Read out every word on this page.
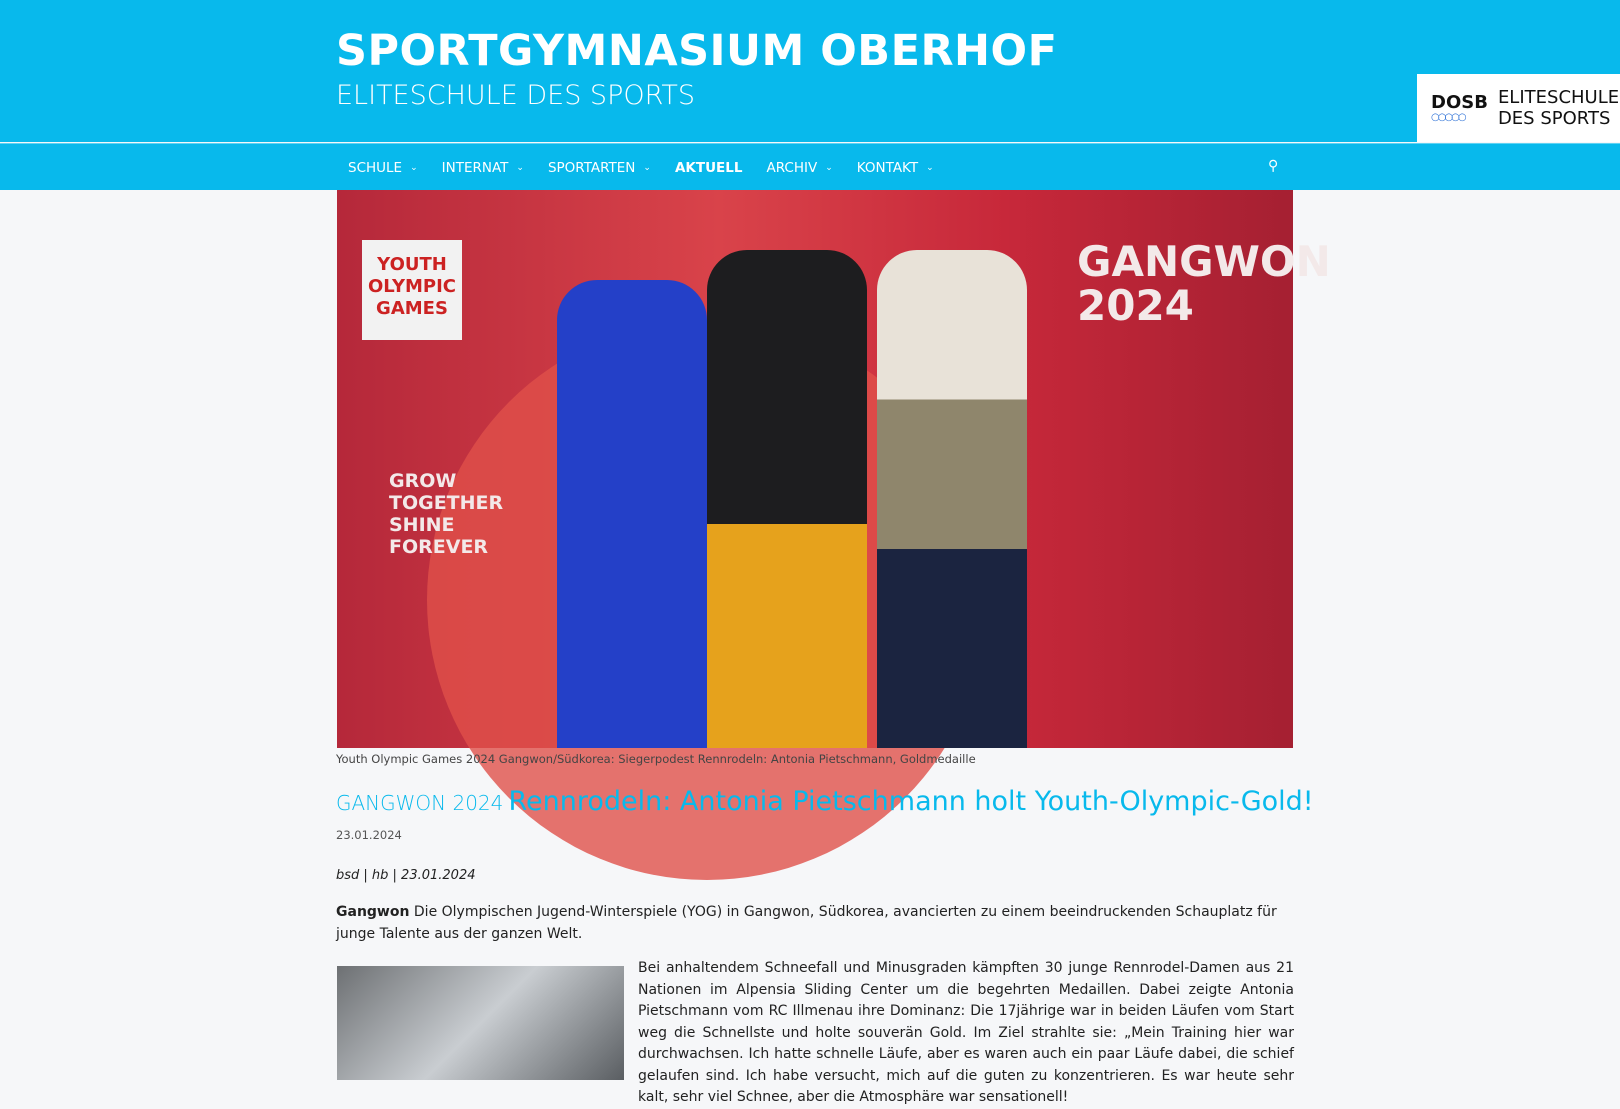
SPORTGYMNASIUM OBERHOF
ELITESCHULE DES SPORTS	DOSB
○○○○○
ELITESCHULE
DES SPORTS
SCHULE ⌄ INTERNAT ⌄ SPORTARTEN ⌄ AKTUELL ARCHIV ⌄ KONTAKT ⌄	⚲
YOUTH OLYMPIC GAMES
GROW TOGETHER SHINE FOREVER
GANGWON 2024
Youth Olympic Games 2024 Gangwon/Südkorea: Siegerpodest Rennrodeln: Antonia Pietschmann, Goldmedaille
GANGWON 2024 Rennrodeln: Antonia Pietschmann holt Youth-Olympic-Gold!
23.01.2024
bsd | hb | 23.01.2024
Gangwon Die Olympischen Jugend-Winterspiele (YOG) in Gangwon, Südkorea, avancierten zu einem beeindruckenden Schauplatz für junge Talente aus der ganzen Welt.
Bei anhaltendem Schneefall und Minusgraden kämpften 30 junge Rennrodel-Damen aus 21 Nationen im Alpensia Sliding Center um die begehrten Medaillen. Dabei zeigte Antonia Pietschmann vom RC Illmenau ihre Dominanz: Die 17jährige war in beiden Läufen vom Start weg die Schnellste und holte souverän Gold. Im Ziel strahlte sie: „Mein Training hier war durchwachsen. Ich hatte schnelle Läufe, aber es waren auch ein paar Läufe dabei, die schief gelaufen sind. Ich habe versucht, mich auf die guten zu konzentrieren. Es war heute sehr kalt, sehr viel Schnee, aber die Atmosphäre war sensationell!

--

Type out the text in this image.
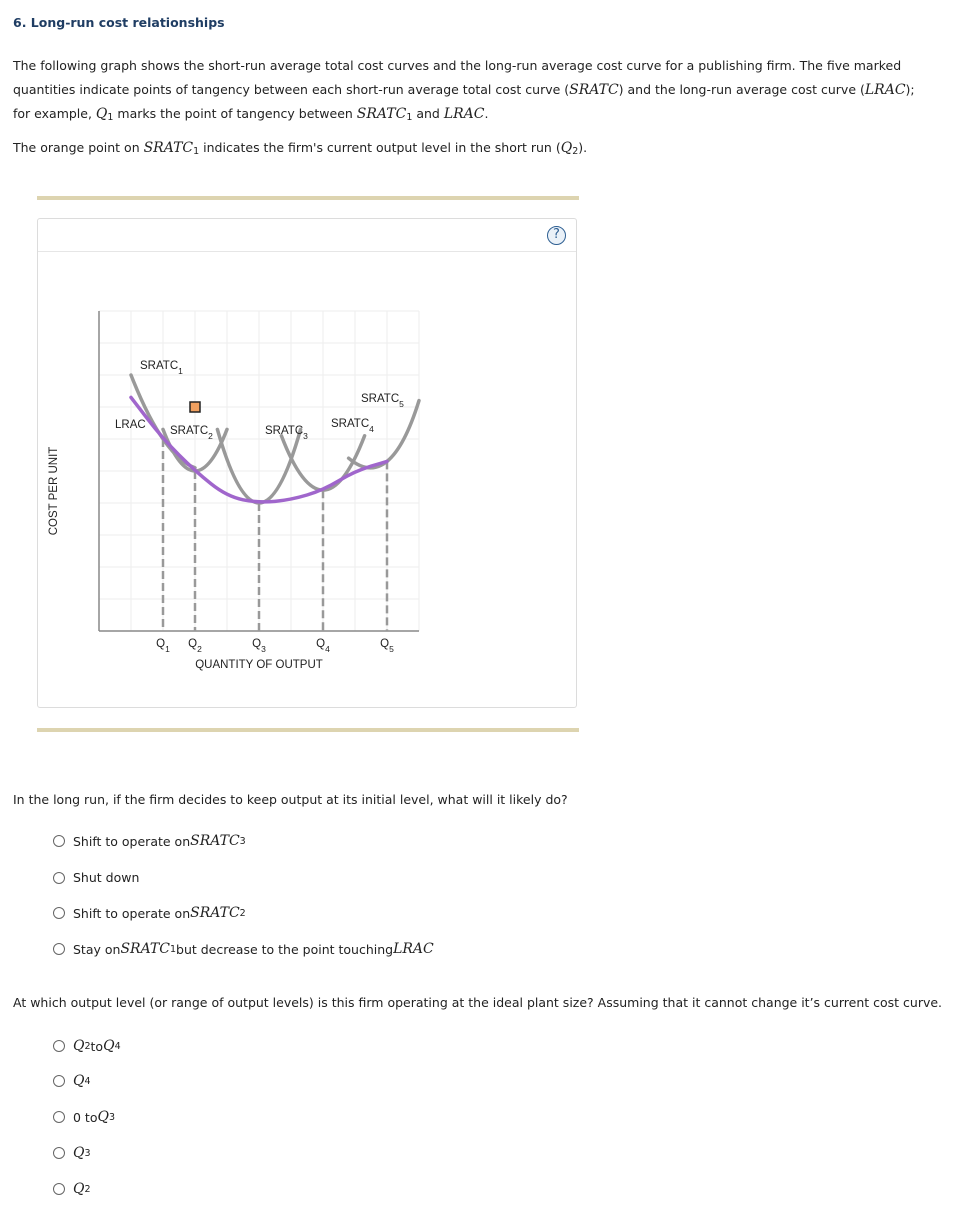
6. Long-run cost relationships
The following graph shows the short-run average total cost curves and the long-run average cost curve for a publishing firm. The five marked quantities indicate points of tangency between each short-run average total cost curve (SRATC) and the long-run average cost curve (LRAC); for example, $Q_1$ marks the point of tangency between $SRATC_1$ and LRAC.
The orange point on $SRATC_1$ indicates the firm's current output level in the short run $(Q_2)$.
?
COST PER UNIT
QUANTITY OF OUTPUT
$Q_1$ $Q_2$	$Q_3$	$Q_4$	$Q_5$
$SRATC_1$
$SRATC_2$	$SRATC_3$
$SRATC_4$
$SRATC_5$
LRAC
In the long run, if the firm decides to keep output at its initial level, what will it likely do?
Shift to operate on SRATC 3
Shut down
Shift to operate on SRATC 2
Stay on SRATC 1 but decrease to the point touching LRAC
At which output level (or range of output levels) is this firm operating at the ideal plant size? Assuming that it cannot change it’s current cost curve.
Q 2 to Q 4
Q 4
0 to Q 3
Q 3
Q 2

==

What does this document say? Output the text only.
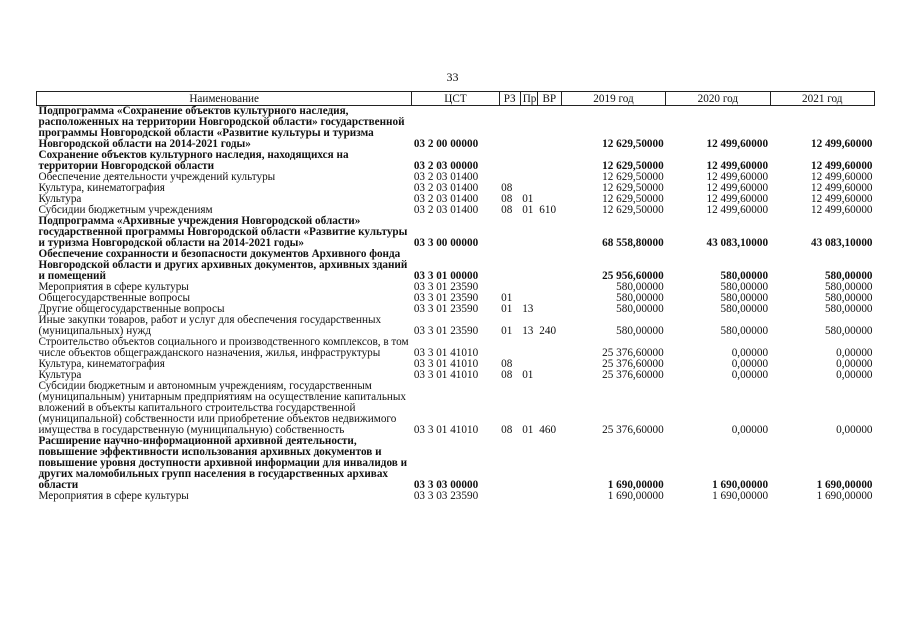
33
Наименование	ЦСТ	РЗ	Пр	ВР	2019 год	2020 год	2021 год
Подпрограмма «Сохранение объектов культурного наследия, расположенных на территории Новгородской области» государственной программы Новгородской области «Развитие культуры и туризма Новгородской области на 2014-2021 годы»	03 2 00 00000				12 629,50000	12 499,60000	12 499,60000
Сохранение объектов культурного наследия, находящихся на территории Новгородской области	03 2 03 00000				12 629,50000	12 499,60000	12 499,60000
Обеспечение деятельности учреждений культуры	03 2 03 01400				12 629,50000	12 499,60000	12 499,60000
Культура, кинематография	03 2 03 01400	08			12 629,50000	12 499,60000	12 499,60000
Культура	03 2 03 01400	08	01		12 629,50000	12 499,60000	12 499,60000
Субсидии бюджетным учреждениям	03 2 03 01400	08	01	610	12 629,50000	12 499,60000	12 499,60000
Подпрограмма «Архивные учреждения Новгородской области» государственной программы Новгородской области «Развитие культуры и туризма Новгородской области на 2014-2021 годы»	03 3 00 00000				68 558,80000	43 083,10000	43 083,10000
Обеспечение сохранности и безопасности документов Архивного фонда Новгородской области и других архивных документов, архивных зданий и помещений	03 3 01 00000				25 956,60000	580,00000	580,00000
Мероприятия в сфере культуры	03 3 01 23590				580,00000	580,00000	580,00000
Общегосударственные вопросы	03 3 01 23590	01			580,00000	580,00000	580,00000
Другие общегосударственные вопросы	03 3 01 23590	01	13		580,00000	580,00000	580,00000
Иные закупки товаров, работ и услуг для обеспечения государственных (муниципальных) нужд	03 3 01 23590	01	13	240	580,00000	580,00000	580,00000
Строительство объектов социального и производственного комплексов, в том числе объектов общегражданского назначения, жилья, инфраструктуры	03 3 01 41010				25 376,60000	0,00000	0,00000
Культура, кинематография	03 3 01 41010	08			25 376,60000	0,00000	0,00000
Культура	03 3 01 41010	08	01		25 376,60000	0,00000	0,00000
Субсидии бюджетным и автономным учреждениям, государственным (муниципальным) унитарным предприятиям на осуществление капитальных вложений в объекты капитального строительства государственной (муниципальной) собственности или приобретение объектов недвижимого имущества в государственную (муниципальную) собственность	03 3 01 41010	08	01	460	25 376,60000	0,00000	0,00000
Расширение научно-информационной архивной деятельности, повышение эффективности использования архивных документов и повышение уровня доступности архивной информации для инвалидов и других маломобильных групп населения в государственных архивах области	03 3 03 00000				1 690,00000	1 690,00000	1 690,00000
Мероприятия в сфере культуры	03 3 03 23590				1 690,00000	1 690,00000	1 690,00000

» **REQUIRED TASK**
Copy and report every line where the word "LRAC" is present.

» **THE RESPONSE**
The following graph shows the short-run average total cost curves and the long-run average cost curve for a publishing firm. The five marked quantities indicate points of tangency between each short-run average total cost curve (SRATC) and the long-run average cost curve (LRAC); for example, $Q_1$ marks the point of tangency between $SRATC_1$ and LRAC.
LRAC
Stay on SRATC 1 but decrease to the point touching LRAC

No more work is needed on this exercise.